Problem details:
Select the lines below containing the word "object".

(Figure data in JSON)
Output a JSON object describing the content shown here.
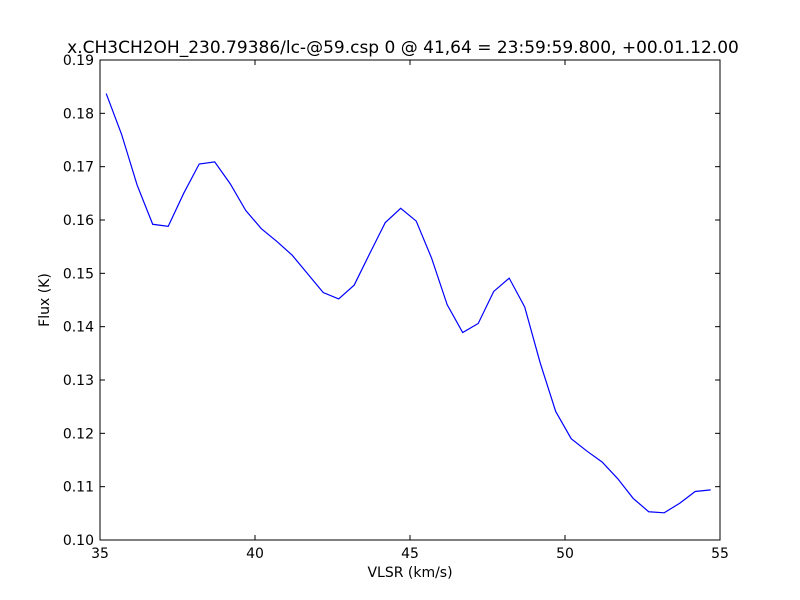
{
  "chart_data": {
    "type": "line",
    "title": "x.CH3CH2OH_230.79386/lc-@59.csp 0 @ 41,64 = 23:59:59.800, +00.01.12.00",
    "xlabel": "VLSR (km/s)",
    "ylabel": "Flux (K)",
    "xlim": [
      35,
      55
    ],
    "ylim": [
      0.1,
      0.19
    ],
    "xticks": [
      "35",
      "40",
      "45",
      "50",
      "55"
    ],
    "yticks": [
      "0.10",
      "0.11",
      "0.12",
      "0.13",
      "0.14",
      "0.15",
      "0.16",
      "0.17",
      "0.18",
      "0.19"
    ],
    "grid": false,
    "line_color": "#0000ff",
    "series": [
      {
        "x": [
          35.2,
          35.7,
          36.2,
          36.7,
          37.2,
          37.7,
          38.2,
          38.7,
          39.2,
          39.7,
          40.2,
          40.7,
          41.2,
          41.7,
          42.2,
          42.7,
          43.2,
          43.7,
          44.2,
          44.7,
          45.2,
          45.7,
          46.2,
          46.7,
          47.2,
          47.7,
          48.2,
          48.7,
          49.2,
          49.7,
          50.2,
          50.7,
          51.2,
          51.7,
          52.2,
          52.7,
          53.2,
          53.7,
          54.2,
          54.7
        ],
        "y": [
          0.1837,
          0.176,
          0.1665,
          0.1592,
          0.1588,
          0.165,
          0.1705,
          0.1709,
          0.1668,
          0.1618,
          0.1584,
          0.156,
          0.1534,
          0.1499,
          0.1464,
          0.1452,
          0.1478,
          0.1537,
          0.1595,
          0.1622,
          0.1598,
          0.1528,
          0.1441,
          0.1389,
          0.1406,
          0.1466,
          0.1491,
          0.1437,
          0.1332,
          0.1241,
          0.119,
          0.1167,
          0.1146,
          0.1115,
          0.1078,
          0.1053,
          0.1051,
          0.1069,
          0.1091,
          0.1094
        ]
      }
    ]
  }
}
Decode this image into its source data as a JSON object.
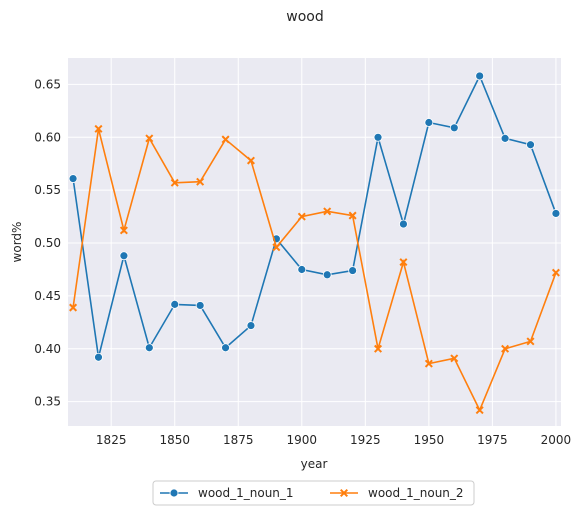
{
  "chart_data": {
    "type": "line",
    "title": "wood",
    "xlabel": "year",
    "ylabel": "word%",
    "x": [
      1810,
      1820,
      1830,
      1840,
      1850,
      1860,
      1870,
      1880,
      1890,
      1900,
      1910,
      1920,
      1930,
      1940,
      1950,
      1960,
      1970,
      1980,
      1990,
      2000
    ],
    "xlim": [
      1808,
      2002
    ],
    "ylim": [
      0.327,
      0.675
    ],
    "xticks": [
      1825,
      1850,
      1875,
      1900,
      1925,
      1950,
      1975,
      2000
    ],
    "yticks": [
      0.35,
      0.4,
      0.45,
      0.5,
      0.55,
      0.6,
      0.65
    ],
    "grid": true,
    "legend_position": "bottom-center",
    "series": [
      {
        "name": "wood_1_noun_1",
        "color": "#1f77b4",
        "marker": "circle",
        "values": [
          0.561,
          0.392,
          0.488,
          0.401,
          0.442,
          0.441,
          0.401,
          0.422,
          0.504,
          0.475,
          0.47,
          0.474,
          0.6,
          0.518,
          0.614,
          0.609,
          0.658,
          0.599,
          0.593,
          0.528
        ]
      },
      {
        "name": "wood_1_noun_2",
        "color": "#ff7f0e",
        "marker": "x",
        "values": [
          0.439,
          0.608,
          0.512,
          0.599,
          0.557,
          0.558,
          0.598,
          0.578,
          0.496,
          0.525,
          0.53,
          0.526,
          0.4,
          0.482,
          0.386,
          0.391,
          0.342,
          0.4,
          0.407,
          0.472
        ]
      }
    ]
  }
}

Finished task:
Output a JSON object describing the content shown here.
Decode this image into its source data as a JSON object.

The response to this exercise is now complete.